> TASK OBJECTIVE: Give an exact copy of every line, leaving images out.

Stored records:
+---+

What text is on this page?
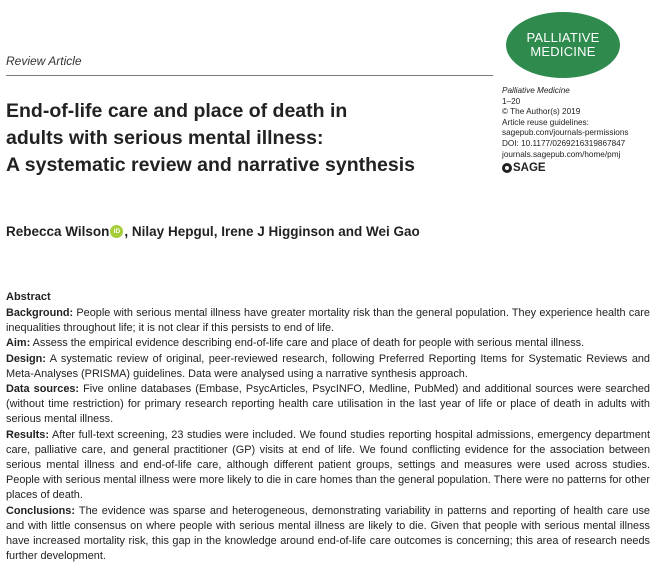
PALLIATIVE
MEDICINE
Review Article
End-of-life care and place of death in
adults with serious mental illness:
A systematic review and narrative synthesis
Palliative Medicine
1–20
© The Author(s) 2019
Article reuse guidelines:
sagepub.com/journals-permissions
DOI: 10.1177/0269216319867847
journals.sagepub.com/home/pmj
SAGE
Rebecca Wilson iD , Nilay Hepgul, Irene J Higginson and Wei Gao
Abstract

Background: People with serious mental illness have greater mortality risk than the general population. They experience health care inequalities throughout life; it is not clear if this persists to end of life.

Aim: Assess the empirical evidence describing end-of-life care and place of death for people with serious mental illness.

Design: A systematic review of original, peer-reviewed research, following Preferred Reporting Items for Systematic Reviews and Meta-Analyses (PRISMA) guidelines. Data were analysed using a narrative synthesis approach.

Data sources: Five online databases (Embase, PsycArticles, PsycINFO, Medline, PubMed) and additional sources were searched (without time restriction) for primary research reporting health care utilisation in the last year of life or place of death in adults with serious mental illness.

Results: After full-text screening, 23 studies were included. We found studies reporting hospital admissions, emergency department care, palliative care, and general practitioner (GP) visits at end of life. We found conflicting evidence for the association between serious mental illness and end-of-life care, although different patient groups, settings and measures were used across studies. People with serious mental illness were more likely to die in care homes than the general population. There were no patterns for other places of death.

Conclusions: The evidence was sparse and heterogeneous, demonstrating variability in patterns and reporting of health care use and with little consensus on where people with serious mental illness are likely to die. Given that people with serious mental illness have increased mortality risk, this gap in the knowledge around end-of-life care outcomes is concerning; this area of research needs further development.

+---+

> REPLY TO THE EXERCISE:
What text is on this page?
PALLIATIVE
MEDICINE
Review Article
End-of-life care and place of death in
adults with serious mental illness:
A systematic review and narrative synthesis
Palliative Medicine
1–20
© The Author(s) 2019
Article reuse guidelines:
sagepub.com/journals-permissions
DOI: 10.1177/0269216319867847
journals.sagepub.com/home/pmj
SAGE
Rebecca Wilson iD , Nilay Hepgul, Irene J Higginson and Wei Gao
Abstract

Background: People with serious mental illness have greater mortality risk than the general population. They experience health care inequalities throughout life; it is not clear if this persists to end of life.

Aim: Assess the empirical evidence describing end-of-life care and place of death for people with serious mental illness.

Design: A systematic review of original, peer-reviewed research, following Preferred Reporting Items for Systematic Reviews and Meta-Analyses (PRISMA) guidelines. Data were analysed using a narrative synthesis approach.

Data sources: Five online databases (Embase, PsycArticles, PsycINFO, Medline, PubMed) and additional sources were searched (without time restriction) for primary research reporting health care utilisation in the last year of life or place of death in adults with serious mental illness.

Results: After full-text screening, 23 studies were included. We found studies reporting hospital admissions, emergency department care, palliative care, and general practitioner (GP) visits at end of life. We found conflicting evidence for the association between serious mental illness and end-of-life care, although different patient groups, settings and measures were used across studies. People with serious mental illness were more likely to die in care homes than the general population. There were no patterns for other places of death.

Conclusions: The evidence was sparse and heterogeneous, demonstrating variability in patterns and reporting of health care use and with little consensus on where people with serious mental illness are likely to die. Given that people with serious mental illness have increased mortality risk, this gap in the knowledge around end-of-life care outcomes is concerning; this area of research needs further development.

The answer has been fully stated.